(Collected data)
====

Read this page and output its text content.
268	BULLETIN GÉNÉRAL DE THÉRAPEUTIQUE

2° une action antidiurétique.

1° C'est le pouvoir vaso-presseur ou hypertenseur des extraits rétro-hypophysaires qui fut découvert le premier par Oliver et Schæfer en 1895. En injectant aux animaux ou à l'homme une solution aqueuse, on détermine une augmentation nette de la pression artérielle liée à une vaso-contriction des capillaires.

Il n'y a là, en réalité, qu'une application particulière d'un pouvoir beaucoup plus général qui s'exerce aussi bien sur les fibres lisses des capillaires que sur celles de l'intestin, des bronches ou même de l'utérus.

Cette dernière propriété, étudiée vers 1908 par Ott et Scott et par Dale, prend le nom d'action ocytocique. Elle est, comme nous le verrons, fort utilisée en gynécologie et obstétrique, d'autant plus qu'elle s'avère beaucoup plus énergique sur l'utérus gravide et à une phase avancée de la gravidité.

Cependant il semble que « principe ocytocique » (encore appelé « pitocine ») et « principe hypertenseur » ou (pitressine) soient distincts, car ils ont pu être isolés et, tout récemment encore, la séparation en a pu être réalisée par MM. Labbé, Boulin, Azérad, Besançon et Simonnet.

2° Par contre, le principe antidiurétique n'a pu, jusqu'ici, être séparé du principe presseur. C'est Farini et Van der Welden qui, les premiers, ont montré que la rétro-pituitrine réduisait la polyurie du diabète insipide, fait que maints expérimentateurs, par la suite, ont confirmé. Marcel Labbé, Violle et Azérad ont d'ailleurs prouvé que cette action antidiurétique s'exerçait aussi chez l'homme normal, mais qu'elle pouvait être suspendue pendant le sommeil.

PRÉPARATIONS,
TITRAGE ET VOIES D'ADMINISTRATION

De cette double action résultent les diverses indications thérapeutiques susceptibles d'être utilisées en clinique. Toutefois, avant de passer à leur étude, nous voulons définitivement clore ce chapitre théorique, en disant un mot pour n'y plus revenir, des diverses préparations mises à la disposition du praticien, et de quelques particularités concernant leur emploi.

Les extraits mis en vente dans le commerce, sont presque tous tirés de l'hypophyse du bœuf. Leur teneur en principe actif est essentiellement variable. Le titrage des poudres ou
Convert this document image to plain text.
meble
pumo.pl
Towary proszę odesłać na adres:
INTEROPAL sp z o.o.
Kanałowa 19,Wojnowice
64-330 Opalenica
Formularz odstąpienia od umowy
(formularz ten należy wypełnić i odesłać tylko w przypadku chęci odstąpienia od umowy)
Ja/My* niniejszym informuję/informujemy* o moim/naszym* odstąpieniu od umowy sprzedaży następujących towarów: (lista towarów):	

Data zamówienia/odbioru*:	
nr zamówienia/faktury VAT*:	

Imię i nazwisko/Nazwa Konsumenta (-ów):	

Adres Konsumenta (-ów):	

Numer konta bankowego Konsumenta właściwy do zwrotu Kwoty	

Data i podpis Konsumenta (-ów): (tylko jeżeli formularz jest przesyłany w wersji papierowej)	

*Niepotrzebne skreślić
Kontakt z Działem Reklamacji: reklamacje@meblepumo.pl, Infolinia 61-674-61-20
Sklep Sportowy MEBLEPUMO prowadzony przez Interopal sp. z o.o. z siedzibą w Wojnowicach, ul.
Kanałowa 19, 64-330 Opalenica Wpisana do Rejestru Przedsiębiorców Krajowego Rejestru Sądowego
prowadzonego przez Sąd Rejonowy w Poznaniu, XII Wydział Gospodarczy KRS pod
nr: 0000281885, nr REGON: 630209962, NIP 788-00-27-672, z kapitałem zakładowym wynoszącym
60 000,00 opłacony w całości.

====

▶ _Exercise instructions_: Using the entries above, find all lines with "aussi". Copy them.

▶ _Exercise output_:
Il n'y a là, en réalité, qu'une application particulière d'un pouvoir beaucoup plus général qui s'exerce aussi bien sur les fibres lisses des capillaires que sur celles de l'intestin, des bronches ou même de l'utérus.
2° Par contre, le principe antidiurétique n'a pu, jusqu'ici, être séparé du principe presseur. C'est Farini et Van der Welden qui, les premiers, ont montré que la rétro-pituitrine réduisait la polyurie du diabète insipide, fait que maints expérimentateurs, par la suite, ont confirmé. Marcel Labbé, Violle et Azérad ont d'ailleurs prouvé que cette action antidiurétique s'exerçait aussi chez l'homme normal, mais qu'elle pouvait être suspendue pendant le sommeil.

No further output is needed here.